Directive: Write the material out again in full, word for word. Do not include the pictures.

>> start Data extract

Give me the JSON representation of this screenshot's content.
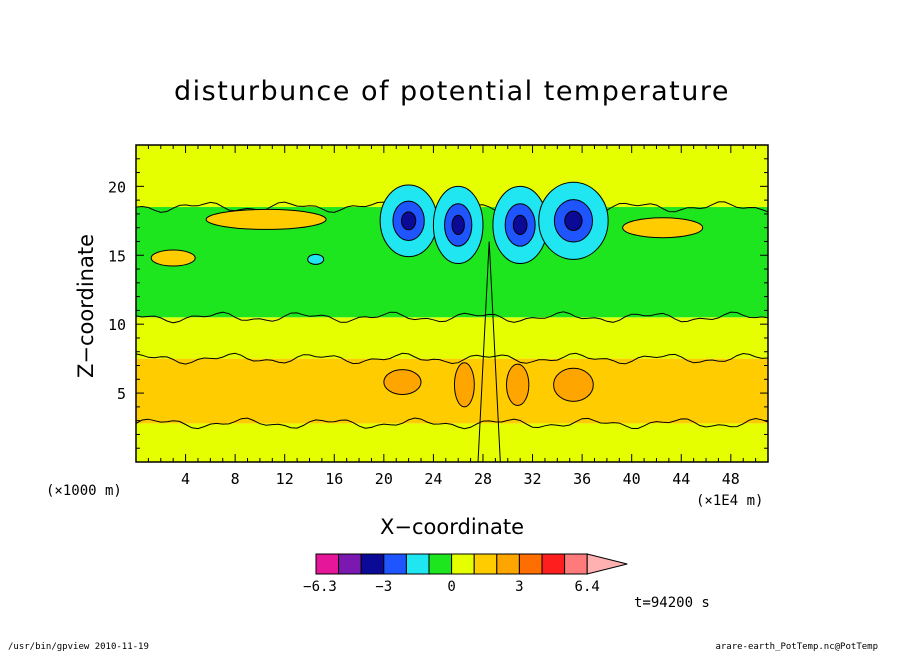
{
  "chart_data": {
    "type": "heatmap",
    "title": "disturbunce of potential temperature",
    "xlabel": "X−coordinate",
    "ylabel": "Z−coordinate",
    "x_unit_left": "(×1000 m)",
    "x_unit_right": "(×1E4 m)",
    "xlim": [
      0,
      51
    ],
    "ylim": [
      0,
      23
    ],
    "x_ticks": [
      4,
      8,
      12,
      16,
      20,
      24,
      28,
      32,
      36,
      40,
      44,
      48
    ],
    "y_ticks": [
      5,
      10,
      15,
      20
    ],
    "time_label": "t=94200 s",
    "colorbar": {
      "labels": [
        "−6.3",
        "−3",
        "0",
        "3",
        "6.4"
      ],
      "colors": [
        "#e6169b",
        "#7a18b0",
        "#0a0a96",
        "#1f55ff",
        "#1fe6f0",
        "#1ee61e",
        "#e6ff00",
        "#ffcc00",
        "#ffa500",
        "#ff6e00",
        "#ff1e1e",
        "#ff7a7a",
        "#ffb0b0"
      ]
    },
    "bands": [
      {
        "level": "0 to 1.5",
        "z_range": [
          0,
          2.8
        ],
        "color": "#e6ff00"
      },
      {
        "level": "1.5 to 3",
        "z_range": [
          2.8,
          7.5
        ],
        "color": "#ffcc00"
      },
      {
        "level": "0 to 1.5",
        "z_range": [
          7.5,
          10.5
        ],
        "color": "#e6ff00"
      },
      {
        "level": "-1.5 to 0",
        "z_range": [
          10.5,
          18.5
        ],
        "color": "#1ee61e"
      },
      {
        "level": "0 to 1.5",
        "z_range": [
          18.5,
          23
        ],
        "color": "#e6ff00"
      }
    ]
  },
  "footer": {
    "left": "/usr/bin/gpview   2010-11-19",
    "right": "arare-earth_PotTemp.nc@PotTemp"
  }
}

>> end Data extract

Task output:
Give me the JSON representation of this screenshot's content.
{
  "chart_data": {
    "type": "heatmap",
    "title": "disturbunce of potential temperature",
    "xlabel": "X−coordinate",
    "ylabel": "Z−coordinate",
    "x_unit_left": "(×1000 m)",
    "x_unit_right": "(×1E4 m)",
    "xlim": [
      0,
      51
    ],
    "ylim": [
      0,
      23
    ],
    "x_ticks": [
      4,
      8,
      12,
      16,
      20,
      24,
      28,
      32,
      36,
      40,
      44,
      48
    ],
    "y_ticks": [
      5,
      10,
      15,
      20
    ],
    "time_label": "t=94200 s",
    "colorbar": {
      "labels": [
        "−6.3",
        "−3",
        "0",
        "3",
        "6.4"
      ],
      "colors": [
        "#e6169b",
        "#7a18b0",
        "#0a0a96",
        "#1f55ff",
        "#1fe6f0",
        "#1ee61e",
        "#e6ff00",
        "#ffcc00",
        "#ffa500",
        "#ff6e00",
        "#ff1e1e",
        "#ff7a7a",
        "#ffb0b0"
      ]
    },
    "bands": [
      {
        "level": "0 to 1.5",
        "z_range": [
          0,
          2.8
        ],
        "color": "#e6ff00"
      },
      {
        "level": "1.5 to 3",
        "z_range": [
          2.8,
          7.5
        ],
        "color": "#ffcc00"
      },
      {
        "level": "0 to 1.5",
        "z_range": [
          7.5,
          10.5
        ],
        "color": "#e6ff00"
      },
      {
        "level": "-1.5 to 0",
        "z_range": [
          10.5,
          18.5
        ],
        "color": "#1ee61e"
      },
      {
        "level": "0 to 1.5",
        "z_range": [
          18.5,
          23
        ],
        "color": "#e6ff00"
      }
    ]
  },
  "footer": {
    "left": "/usr/bin/gpview   2010-11-19",
    "right": "arare-earth_PotTemp.nc@PotTemp"
  }
}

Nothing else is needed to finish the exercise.